PROBLEM - Every entry needs to be reproduced exactly.

[Dataset records]
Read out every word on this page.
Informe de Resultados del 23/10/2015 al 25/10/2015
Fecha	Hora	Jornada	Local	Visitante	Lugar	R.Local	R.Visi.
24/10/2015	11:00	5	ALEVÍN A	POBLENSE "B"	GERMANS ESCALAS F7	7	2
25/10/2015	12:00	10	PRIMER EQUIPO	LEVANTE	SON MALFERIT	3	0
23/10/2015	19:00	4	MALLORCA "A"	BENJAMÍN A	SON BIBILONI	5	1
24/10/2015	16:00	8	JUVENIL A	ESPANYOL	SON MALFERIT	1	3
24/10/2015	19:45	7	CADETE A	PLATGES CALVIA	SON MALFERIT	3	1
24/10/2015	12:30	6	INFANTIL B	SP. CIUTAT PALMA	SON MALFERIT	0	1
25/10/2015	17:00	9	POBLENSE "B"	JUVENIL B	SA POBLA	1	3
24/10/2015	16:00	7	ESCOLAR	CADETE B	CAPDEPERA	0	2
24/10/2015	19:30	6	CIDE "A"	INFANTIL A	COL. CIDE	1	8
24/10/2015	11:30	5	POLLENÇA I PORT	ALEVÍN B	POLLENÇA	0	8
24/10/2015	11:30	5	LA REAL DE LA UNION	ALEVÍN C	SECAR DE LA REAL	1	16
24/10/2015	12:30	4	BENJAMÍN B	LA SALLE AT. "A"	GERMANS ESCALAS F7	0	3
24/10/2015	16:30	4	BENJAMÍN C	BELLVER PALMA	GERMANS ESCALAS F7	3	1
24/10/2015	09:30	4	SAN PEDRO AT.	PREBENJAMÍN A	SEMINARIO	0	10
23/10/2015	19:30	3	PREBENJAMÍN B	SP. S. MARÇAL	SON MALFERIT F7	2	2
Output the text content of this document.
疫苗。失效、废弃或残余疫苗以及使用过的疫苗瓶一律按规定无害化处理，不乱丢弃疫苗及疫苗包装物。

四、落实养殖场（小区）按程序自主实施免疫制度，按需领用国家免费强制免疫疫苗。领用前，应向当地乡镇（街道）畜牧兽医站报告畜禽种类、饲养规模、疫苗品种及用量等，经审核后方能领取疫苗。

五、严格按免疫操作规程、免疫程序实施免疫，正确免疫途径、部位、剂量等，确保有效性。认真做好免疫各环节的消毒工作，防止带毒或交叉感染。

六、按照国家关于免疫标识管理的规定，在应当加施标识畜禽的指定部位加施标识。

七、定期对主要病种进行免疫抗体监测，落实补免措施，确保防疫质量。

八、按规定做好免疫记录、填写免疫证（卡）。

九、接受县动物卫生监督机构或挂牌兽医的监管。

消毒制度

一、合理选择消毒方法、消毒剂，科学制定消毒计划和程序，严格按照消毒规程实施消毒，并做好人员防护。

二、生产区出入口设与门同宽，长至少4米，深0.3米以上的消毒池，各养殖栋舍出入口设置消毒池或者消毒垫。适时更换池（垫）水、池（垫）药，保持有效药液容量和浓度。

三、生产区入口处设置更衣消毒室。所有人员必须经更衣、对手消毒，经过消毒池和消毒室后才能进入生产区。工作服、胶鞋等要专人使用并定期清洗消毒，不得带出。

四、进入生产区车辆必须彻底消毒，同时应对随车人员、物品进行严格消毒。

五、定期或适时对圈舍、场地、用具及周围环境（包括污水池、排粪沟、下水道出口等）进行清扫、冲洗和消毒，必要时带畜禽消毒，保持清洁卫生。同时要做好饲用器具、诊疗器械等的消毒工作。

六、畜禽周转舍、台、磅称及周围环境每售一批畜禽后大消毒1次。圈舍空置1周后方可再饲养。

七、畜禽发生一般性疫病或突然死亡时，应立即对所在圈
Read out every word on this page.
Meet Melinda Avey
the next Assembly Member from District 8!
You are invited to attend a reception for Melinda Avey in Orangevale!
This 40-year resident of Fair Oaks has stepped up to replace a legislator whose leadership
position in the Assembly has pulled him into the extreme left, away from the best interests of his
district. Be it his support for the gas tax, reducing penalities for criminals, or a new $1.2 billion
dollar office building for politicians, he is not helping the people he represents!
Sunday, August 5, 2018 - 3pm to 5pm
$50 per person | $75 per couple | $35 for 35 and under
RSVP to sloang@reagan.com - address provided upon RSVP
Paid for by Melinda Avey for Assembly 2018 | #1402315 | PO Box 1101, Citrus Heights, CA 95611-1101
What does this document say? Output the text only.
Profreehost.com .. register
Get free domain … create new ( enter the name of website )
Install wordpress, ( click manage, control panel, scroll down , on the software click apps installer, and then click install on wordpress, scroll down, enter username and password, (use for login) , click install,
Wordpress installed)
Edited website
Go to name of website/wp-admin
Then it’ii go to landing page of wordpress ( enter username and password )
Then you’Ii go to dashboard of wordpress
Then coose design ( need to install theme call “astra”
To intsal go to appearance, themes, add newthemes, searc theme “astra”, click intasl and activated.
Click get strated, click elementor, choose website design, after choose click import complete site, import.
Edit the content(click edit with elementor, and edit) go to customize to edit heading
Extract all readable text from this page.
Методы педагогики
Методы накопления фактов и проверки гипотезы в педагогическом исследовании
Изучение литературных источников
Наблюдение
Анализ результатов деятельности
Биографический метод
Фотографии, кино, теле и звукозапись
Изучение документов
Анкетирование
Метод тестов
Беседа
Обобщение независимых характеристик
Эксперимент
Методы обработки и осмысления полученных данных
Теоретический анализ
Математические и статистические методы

REPLY TO THE EXERCISE -
Read out every word on this page.
Informe de Resultados del 23/10/2015 al 25/10/2015
Fecha	Hora	Jornada	Local	Visitante	Lugar	R.Local	R.Visi.
24/10/2015	11:00	5	ALEVÍN A	POBLENSE "B"	GERMANS ESCALAS F7	7	2
25/10/2015	12:00	10	PRIMER EQUIPO	LEVANTE	SON MALFERIT	3	0
23/10/2015	19:00	4	MALLORCA "A"	BENJAMÍN A	SON BIBILONI	5	1
24/10/2015	16:00	8	JUVENIL A	ESPANYOL	SON MALFERIT	1	3
24/10/2015	19:45	7	CADETE A	PLATGES CALVIA	SON MALFERIT	3	1
24/10/2015	12:30	6	INFANTIL B	SP. CIUTAT PALMA	SON MALFERIT	0	1
25/10/2015	17:00	9	POBLENSE "B"	JUVENIL B	SA POBLA	1	3
24/10/2015	16:00	7	ESCOLAR	CADETE B	CAPDEPERA	0	2
24/10/2015	19:30	6	CIDE "A"	INFANTIL A	COL. CIDE	1	8
24/10/2015	11:30	5	POLLENÇA I PORT	ALEVÍN B	POLLENÇA	0	8
24/10/2015	11:30	5	LA REAL DE LA UNION	ALEVÍN C	SECAR DE LA REAL	1	16
24/10/2015	12:30	4	BENJAMÍN B	LA SALLE AT. "A"	GERMANS ESCALAS F7	0	3
24/10/2015	16:30	4	BENJAMÍN C	BELLVER PALMA	GERMANS ESCALAS F7	3	1
24/10/2015	09:30	4	SAN PEDRO AT.	PREBENJAMÍN A	SEMINARIO	0	10
23/10/2015	19:30	3	PREBENJAMÍN B	SP. S. MARÇAL	SON MALFERIT F7	2	2
Output the text content of this document.
疫苗。失效、废弃或残余疫苗以及使用过的疫苗瓶一律按规定无害化处理，不乱丢弃疫苗及疫苗包装物。

四、落实养殖场（小区）按程序自主实施免疫制度，按需领用国家免费强制免疫疫苗。领用前，应向当地乡镇（街道）畜牧兽医站报告畜禽种类、饲养规模、疫苗品种及用量等，经审核后方能领取疫苗。

五、严格按免疫操作规程、免疫程序实施免疫，正确免疫途径、部位、剂量等，确保有效性。认真做好免疫各环节的消毒工作，防止带毒或交叉感染。

六、按照国家关于免疫标识管理的规定，在应当加施标识畜禽的指定部位加施标识。

七、定期对主要病种进行免疫抗体监测，落实补免措施，确保防疫质量。

八、按规定做好免疫记录、填写免疫证（卡）。

九、接受县动物卫生监督机构或挂牌兽医的监管。

消毒制度

一、合理选择消毒方法、消毒剂，科学制定消毒计划和程序，严格按照消毒规程实施消毒，并做好人员防护。

二、生产区出入口设与门同宽，长至少4米，深0.3米以上的消毒池，各养殖栋舍出入口设置消毒池或者消毒垫。适时更换池（垫）水、池（垫）药，保持有效药液容量和浓度。

三、生产区入口处设置更衣消毒室。所有人员必须经更衣、对手消毒，经过消毒池和消毒室后才能进入生产区。工作服、胶鞋等要专人使用并定期清洗消毒，不得带出。

四、进入生产区车辆必须彻底消毒，同时应对随车人员、物品进行严格消毒。

五、定期或适时对圈舍、场地、用具及周围环境（包括污水池、排粪沟、下水道出口等）进行清扫、冲洗和消毒，必要时带畜禽消毒，保持清洁卫生。同时要做好饲用器具、诊疗器械等的消毒工作。

六、畜禽周转舍、台、磅称及周围环境每售一批畜禽后大消毒1次。圈舍空置1周后方可再饲养。

七、畜禽发生一般性疫病或突然死亡时，应立即对所在圈
Read out every word on this page.
Meet Melinda Avey
the next Assembly Member from District 8!
You are invited to attend a reception for Melinda Avey in Orangevale!
This 40-year resident of Fair Oaks has stepped up to replace a legislator whose leadership
position in the Assembly has pulled him into the extreme left, away from the best interests of his
district. Be it his support for the gas tax, reducing penalities for criminals, or a new $1.2 billion
dollar office building for politicians, he is not helping the people he represents!
Sunday, August 5, 2018 - 3pm to 5pm
$50 per person | $75 per couple | $35 for 35 and under
RSVP to sloang@reagan.com - address provided upon RSVP
Paid for by Melinda Avey for Assembly 2018 | #1402315 | PO Box 1101, Citrus Heights, CA 95611-1101
What does this document say? Output the text only.
Profreehost.com .. register
Get free domain … create new ( enter the name of website )
Install wordpress, ( click manage, control panel, scroll down , on the software click apps installer, and then click install on wordpress, scroll down, enter username and password, (use for login) , click install,
Wordpress installed)
Edited website
Go to name of website/wp-admin
Then it’ii go to landing page of wordpress ( enter username and password )
Then you’Ii go to dashboard of wordpress
Then coose design ( need to install theme call “astra”
To intsal go to appearance, themes, add newthemes, searc theme “astra”, click intasl and activated.
Click get strated, click elementor, choose website design, after choose click import complete site, import.
Edit the content(click edit with elementor, and edit) go to customize to edit heading
Extract all readable text from this page.
Методы педагогики
Методы накопления фактов и проверки гипотезы в педагогическом исследовании
Изучение литературных источников
Наблюдение
Анализ результатов деятельности
Биографический метод
Фотографии, кино, теле и звукозапись
Изучение документов
Анкетирование
Метод тестов
Беседа
Обобщение независимых характеристик
Эксперимент
Методы обработки и осмысления полученных данных
Теоретический анализ
Математические и статистические методы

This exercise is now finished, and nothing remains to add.